Given task:
Reading the listing below, count the lines that contain the word "icon" and give that count alone.

Data:
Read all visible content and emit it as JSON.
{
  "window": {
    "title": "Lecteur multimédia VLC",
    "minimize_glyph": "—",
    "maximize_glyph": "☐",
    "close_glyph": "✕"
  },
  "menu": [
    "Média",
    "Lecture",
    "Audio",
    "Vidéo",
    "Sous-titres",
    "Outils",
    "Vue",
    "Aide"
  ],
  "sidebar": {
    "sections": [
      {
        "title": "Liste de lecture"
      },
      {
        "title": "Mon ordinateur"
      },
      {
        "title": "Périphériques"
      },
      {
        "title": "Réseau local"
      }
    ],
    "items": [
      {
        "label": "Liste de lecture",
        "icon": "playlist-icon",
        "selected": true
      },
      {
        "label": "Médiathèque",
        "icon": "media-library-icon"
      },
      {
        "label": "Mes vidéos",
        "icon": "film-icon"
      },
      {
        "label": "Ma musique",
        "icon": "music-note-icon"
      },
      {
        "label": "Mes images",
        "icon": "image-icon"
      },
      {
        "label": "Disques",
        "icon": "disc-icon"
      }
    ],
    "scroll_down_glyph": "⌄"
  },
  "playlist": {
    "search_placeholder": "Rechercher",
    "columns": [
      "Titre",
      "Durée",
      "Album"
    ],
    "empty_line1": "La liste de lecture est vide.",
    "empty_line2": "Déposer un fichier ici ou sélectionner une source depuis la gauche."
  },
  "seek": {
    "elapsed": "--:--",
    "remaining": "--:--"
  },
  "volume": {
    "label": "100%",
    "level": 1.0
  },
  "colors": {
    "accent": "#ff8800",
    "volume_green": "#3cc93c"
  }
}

Response to the exercise:
6